*Aim:* Report the number of lines in the entries below that include the word "title", and nothing else.

::::::::

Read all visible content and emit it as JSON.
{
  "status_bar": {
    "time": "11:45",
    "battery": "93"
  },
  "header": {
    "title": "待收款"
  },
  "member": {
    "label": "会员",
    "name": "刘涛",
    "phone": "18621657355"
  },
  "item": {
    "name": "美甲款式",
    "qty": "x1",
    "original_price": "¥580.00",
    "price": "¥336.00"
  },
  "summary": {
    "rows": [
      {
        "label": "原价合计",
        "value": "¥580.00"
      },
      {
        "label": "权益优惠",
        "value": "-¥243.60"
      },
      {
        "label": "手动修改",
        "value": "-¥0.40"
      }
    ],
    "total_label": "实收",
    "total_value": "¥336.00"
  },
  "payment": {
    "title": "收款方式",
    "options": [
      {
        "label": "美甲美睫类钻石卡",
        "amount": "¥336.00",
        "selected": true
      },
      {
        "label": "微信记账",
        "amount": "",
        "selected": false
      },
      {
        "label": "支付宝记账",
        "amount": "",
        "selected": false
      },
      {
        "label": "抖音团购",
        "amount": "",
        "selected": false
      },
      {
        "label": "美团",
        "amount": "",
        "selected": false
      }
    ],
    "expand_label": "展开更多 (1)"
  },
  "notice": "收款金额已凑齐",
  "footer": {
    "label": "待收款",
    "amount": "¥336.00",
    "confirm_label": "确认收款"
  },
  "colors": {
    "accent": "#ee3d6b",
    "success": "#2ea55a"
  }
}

::::::::

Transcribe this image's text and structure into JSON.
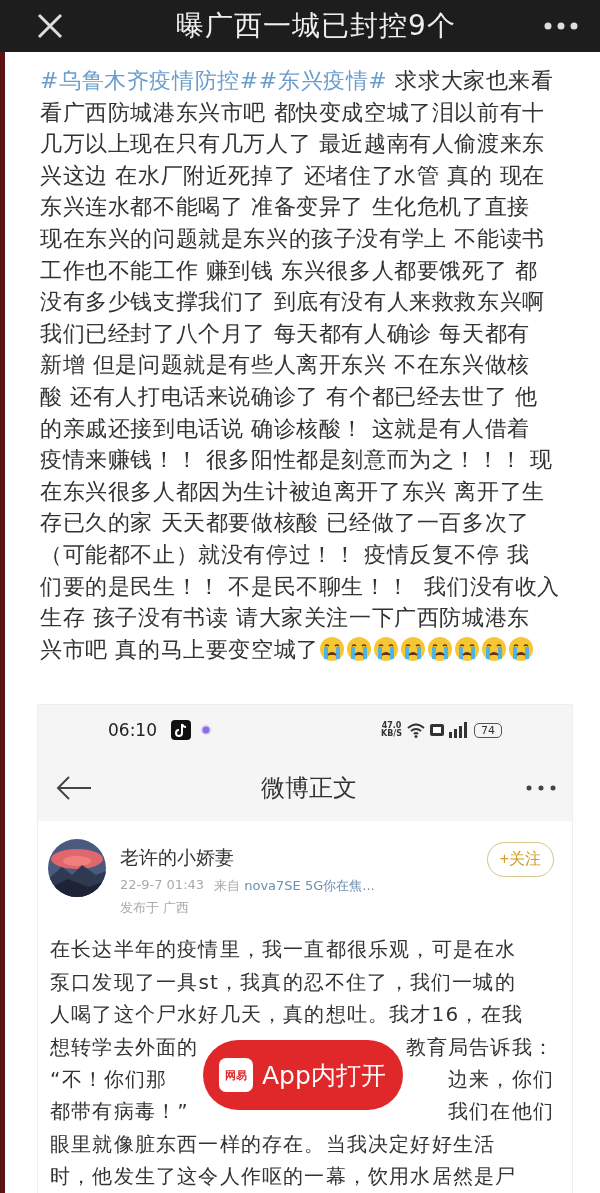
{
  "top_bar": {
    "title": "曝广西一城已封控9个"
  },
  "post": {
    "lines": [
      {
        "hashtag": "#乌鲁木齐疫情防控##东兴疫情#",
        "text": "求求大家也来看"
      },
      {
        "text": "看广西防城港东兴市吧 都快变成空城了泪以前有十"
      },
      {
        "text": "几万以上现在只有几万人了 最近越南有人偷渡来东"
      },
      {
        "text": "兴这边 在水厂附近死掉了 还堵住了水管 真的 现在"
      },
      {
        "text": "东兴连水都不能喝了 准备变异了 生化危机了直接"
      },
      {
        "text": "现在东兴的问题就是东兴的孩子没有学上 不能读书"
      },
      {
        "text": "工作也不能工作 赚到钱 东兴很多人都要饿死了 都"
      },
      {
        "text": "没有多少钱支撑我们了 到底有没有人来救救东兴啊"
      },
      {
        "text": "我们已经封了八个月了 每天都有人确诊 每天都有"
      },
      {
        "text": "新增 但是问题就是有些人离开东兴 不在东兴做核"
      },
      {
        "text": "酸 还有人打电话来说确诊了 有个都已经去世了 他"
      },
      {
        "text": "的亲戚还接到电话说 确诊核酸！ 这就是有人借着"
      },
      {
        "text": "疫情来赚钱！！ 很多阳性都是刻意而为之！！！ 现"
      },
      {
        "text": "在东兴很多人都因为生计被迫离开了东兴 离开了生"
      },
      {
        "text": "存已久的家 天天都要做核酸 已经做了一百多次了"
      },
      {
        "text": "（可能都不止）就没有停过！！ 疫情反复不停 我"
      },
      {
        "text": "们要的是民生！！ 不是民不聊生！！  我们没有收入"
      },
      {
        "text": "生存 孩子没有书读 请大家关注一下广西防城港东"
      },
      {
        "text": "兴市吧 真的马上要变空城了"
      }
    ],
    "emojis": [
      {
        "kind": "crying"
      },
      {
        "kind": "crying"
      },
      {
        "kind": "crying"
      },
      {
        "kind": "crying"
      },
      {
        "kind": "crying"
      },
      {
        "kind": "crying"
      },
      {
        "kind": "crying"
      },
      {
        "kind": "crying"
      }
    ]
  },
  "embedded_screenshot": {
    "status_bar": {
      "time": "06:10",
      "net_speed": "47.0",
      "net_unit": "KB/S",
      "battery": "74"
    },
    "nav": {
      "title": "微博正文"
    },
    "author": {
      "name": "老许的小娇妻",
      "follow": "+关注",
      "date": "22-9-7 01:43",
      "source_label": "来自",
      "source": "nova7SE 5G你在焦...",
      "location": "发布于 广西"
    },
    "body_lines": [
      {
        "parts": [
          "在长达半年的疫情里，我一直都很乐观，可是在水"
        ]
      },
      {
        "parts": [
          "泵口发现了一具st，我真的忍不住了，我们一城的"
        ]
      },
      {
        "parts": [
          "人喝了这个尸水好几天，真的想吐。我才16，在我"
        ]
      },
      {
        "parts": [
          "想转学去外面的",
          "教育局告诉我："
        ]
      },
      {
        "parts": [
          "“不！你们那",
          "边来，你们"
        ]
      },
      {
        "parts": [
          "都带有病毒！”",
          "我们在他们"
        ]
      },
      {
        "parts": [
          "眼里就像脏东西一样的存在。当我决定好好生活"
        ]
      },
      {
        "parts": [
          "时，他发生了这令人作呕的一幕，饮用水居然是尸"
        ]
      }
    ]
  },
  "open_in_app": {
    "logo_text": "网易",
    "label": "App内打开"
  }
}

::::::::

*Result:* 4